▶ _PROVIDED RECORDS_:
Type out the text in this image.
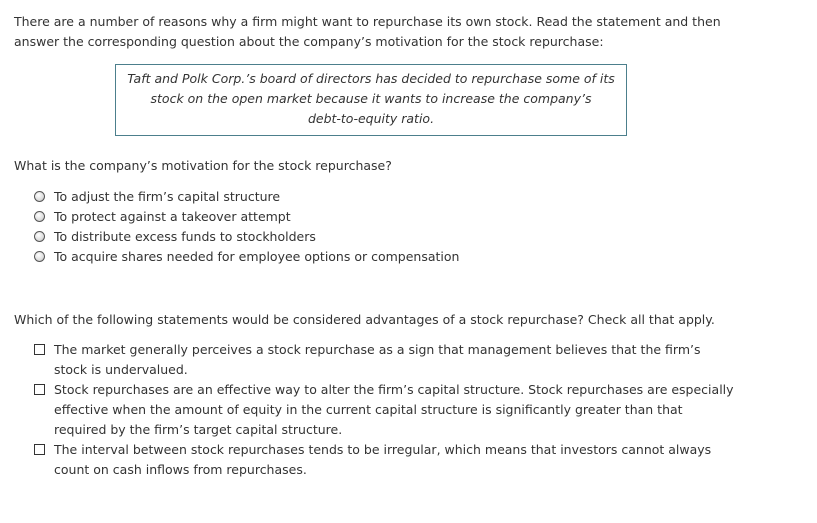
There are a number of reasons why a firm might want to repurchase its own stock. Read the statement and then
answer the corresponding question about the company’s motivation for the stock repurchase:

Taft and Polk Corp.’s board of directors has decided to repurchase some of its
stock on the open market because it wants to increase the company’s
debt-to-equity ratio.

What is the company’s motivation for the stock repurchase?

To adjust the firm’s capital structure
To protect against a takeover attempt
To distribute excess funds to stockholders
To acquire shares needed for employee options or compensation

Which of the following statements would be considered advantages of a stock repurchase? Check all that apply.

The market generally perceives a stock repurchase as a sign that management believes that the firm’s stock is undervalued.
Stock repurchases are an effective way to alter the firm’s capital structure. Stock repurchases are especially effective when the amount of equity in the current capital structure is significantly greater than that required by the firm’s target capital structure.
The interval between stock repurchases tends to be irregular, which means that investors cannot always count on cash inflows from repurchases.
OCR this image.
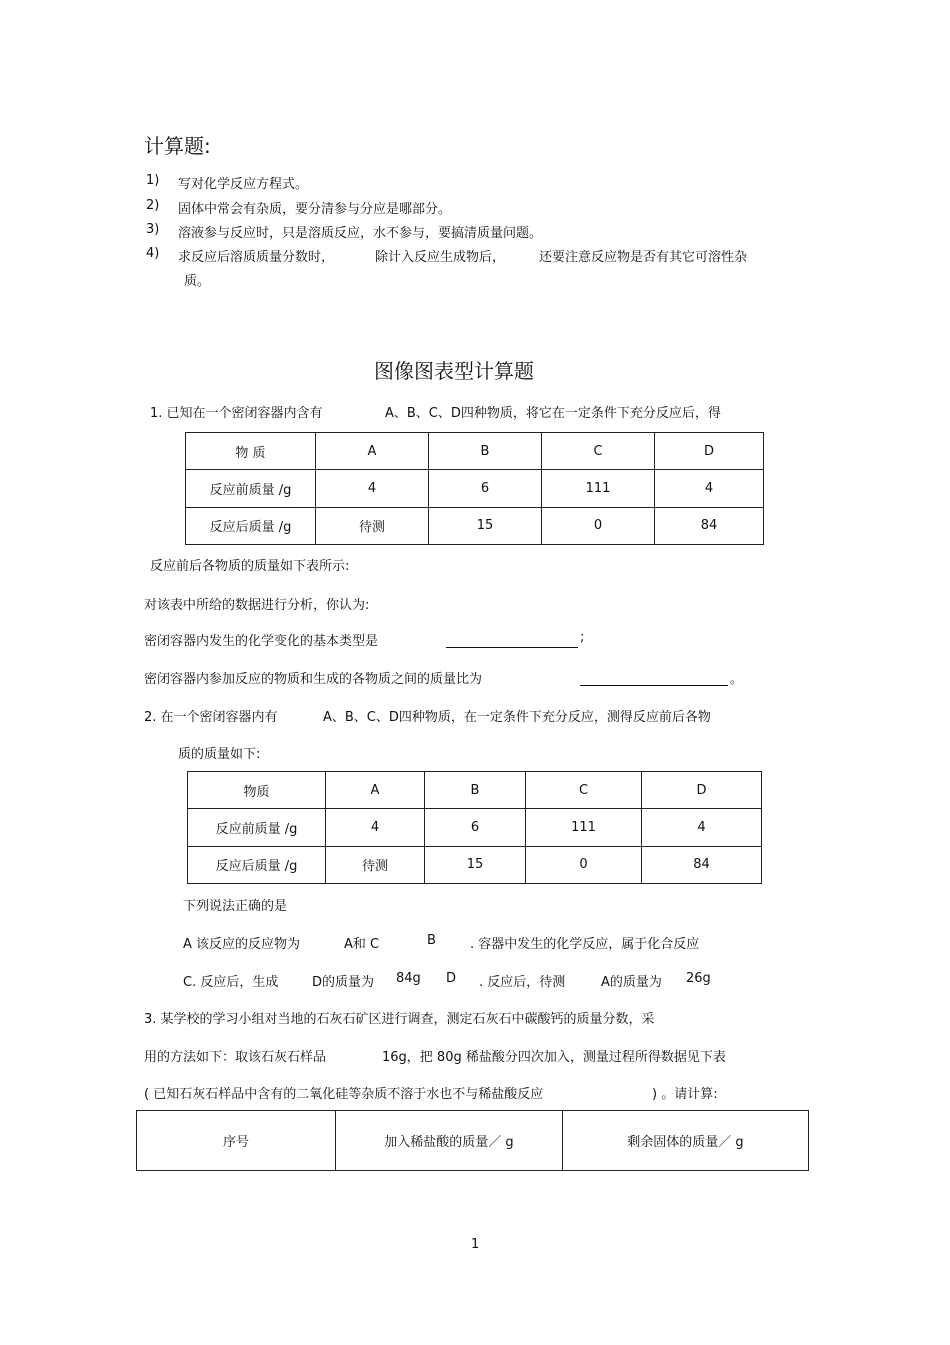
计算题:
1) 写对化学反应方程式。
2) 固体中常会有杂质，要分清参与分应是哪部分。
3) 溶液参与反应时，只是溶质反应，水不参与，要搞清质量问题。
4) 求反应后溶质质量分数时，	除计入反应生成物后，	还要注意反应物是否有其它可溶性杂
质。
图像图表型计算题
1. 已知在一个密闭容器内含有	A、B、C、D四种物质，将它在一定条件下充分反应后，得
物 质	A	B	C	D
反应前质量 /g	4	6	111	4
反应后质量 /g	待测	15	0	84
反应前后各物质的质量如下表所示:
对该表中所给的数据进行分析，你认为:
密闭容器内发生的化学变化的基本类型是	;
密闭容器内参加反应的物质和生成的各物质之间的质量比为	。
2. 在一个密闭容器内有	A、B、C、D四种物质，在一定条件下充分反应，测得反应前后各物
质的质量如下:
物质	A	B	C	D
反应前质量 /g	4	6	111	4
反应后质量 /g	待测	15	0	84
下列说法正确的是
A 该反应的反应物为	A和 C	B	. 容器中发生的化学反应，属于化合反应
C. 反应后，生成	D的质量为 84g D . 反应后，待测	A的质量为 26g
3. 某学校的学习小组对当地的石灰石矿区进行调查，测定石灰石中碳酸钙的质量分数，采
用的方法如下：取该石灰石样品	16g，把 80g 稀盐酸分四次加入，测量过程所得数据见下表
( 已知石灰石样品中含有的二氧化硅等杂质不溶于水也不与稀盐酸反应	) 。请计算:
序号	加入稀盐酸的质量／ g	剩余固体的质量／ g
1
---
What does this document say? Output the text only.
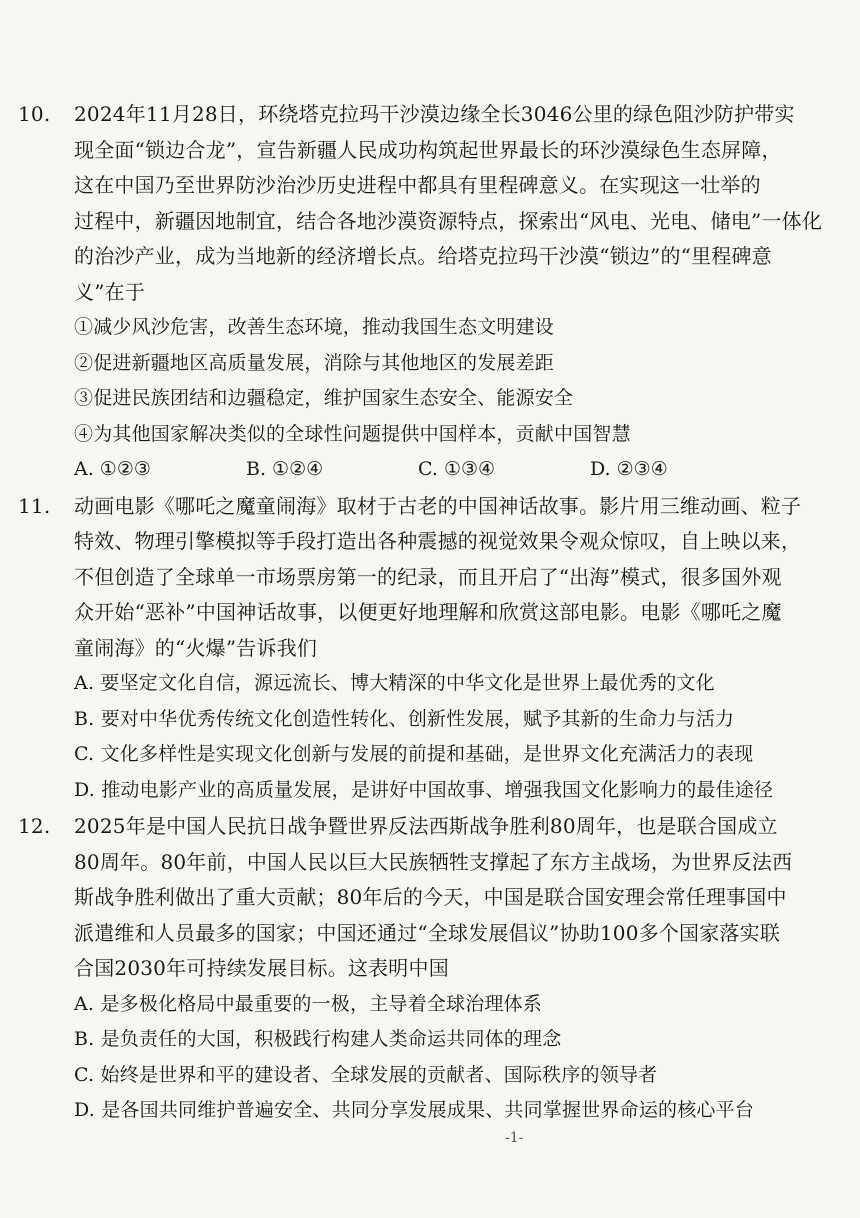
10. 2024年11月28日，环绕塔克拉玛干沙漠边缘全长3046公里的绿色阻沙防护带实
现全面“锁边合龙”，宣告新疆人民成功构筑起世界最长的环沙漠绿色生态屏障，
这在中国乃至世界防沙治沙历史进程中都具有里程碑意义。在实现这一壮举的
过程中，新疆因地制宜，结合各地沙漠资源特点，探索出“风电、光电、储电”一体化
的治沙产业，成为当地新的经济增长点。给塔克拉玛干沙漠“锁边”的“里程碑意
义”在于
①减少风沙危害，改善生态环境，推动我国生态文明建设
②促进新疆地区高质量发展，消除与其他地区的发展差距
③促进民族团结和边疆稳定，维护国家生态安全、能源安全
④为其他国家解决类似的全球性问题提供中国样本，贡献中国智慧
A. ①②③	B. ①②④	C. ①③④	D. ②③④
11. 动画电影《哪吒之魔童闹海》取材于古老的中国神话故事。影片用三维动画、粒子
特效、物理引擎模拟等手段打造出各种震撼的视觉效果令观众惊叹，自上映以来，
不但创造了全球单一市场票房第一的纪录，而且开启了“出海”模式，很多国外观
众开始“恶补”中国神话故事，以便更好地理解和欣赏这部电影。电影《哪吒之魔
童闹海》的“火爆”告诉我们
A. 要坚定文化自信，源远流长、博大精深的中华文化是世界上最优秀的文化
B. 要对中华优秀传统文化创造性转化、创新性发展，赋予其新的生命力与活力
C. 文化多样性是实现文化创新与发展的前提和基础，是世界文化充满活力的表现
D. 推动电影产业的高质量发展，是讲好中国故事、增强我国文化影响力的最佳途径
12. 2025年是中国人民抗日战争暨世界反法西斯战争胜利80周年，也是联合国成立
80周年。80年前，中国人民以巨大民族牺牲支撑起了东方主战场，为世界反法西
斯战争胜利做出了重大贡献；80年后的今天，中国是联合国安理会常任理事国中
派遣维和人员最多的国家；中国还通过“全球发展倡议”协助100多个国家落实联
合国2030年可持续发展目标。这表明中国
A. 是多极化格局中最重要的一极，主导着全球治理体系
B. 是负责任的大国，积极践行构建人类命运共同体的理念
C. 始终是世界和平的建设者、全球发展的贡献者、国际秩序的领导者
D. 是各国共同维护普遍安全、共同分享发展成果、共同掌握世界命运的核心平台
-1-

▶ _REQUIREMENTS_:
Look over the material above and show each line where "this" appears.

▶ _WRITTEN SOLUTION_:
Type out the text in this image.
OCR this image.
What does this document say? Output the text only.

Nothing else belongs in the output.